[Task to carry out]:
Pick out each line with the word "kuadratik" from the material that follows.

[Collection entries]
....................

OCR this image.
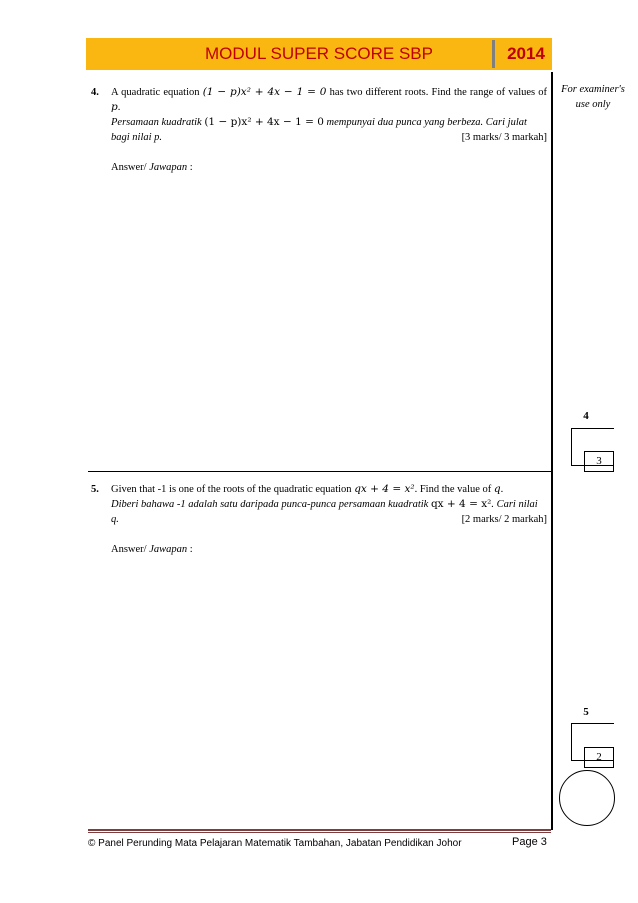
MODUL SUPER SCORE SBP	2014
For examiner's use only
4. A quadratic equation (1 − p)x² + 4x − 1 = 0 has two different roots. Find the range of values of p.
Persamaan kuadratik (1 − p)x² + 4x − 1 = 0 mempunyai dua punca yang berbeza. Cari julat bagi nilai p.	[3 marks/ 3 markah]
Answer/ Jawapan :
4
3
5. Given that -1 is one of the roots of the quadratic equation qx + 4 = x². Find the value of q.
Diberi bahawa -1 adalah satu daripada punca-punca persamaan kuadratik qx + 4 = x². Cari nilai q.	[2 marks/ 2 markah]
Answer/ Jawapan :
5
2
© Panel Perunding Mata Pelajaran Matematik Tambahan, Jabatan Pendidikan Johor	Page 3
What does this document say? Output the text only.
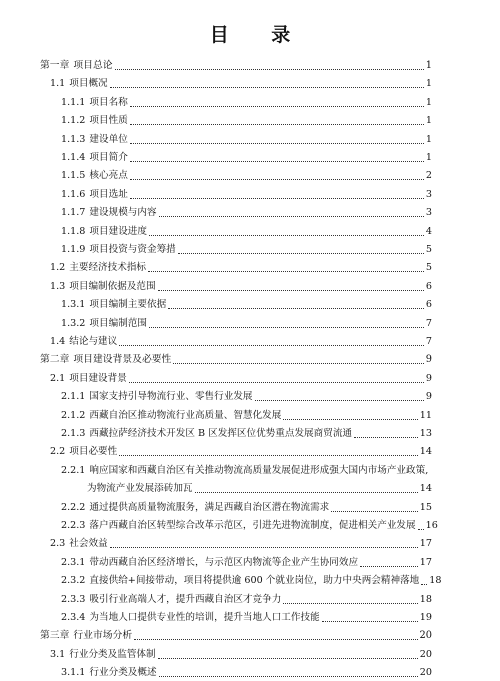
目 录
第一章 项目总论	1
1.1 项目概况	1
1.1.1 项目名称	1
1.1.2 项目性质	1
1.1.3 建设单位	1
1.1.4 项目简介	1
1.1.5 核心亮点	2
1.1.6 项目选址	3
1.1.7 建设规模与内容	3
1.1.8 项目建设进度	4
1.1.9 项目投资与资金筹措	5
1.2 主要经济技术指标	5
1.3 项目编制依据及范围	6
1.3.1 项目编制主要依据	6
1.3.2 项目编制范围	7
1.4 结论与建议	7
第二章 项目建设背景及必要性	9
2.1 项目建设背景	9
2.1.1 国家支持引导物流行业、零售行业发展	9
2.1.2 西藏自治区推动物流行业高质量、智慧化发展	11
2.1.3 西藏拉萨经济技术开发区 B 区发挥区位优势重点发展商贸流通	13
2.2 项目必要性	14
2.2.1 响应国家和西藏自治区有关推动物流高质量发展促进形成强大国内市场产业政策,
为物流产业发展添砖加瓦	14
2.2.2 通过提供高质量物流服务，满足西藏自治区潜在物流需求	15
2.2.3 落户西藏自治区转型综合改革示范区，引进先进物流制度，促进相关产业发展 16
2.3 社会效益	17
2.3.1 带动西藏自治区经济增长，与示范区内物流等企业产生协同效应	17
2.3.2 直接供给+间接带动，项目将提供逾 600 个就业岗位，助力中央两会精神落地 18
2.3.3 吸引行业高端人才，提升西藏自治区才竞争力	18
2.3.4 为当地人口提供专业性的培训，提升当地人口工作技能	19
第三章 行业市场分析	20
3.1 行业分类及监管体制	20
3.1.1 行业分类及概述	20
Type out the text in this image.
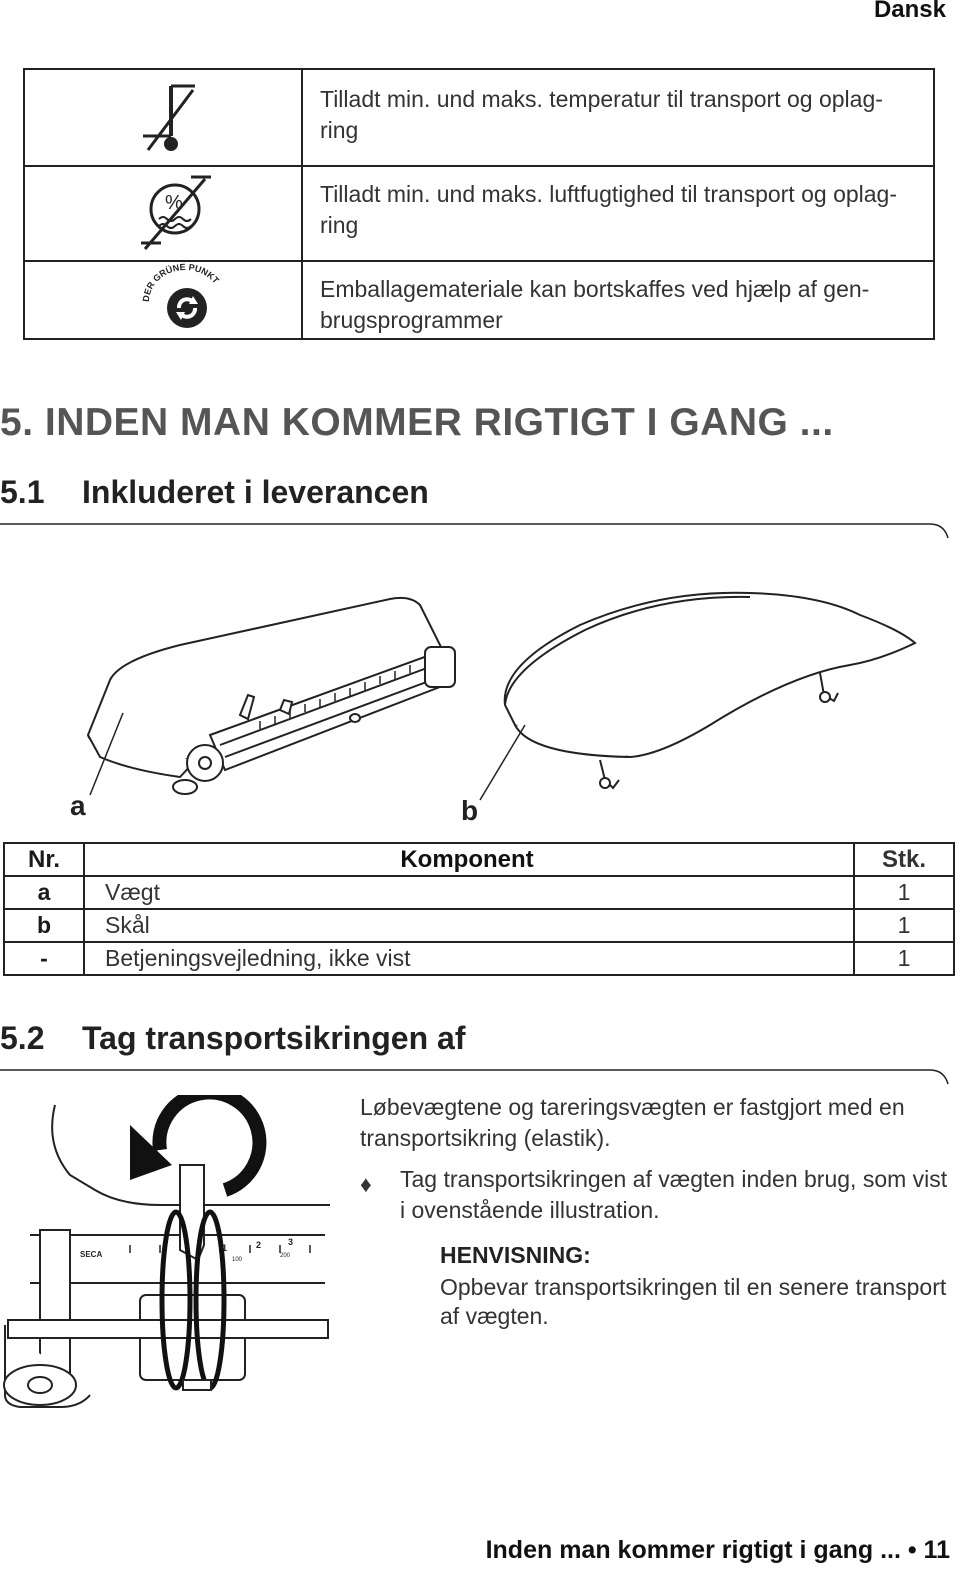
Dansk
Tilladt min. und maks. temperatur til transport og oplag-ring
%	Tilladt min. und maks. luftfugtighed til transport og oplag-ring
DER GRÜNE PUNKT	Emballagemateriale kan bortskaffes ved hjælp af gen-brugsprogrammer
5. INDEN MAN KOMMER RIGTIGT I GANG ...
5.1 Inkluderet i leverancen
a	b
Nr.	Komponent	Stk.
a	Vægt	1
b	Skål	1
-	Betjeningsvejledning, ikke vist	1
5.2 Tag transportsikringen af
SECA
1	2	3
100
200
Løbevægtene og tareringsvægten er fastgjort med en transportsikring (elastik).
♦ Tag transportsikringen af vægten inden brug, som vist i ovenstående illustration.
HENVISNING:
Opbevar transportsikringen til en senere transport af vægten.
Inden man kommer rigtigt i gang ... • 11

....................

[Complete output]:
Persamaan kuadratik (1 − p)x² + 4x − 1 = 0 mempunyai dua punca yang berbeza. Cari julat bagi nilai p.	[3 marks/ 3 markah]
Diberi bahawa -1 adalah satu daripada punca-punca persamaan kuadratik qx + 4 = x². Cari nilai q.	[2 marks/ 2 markah]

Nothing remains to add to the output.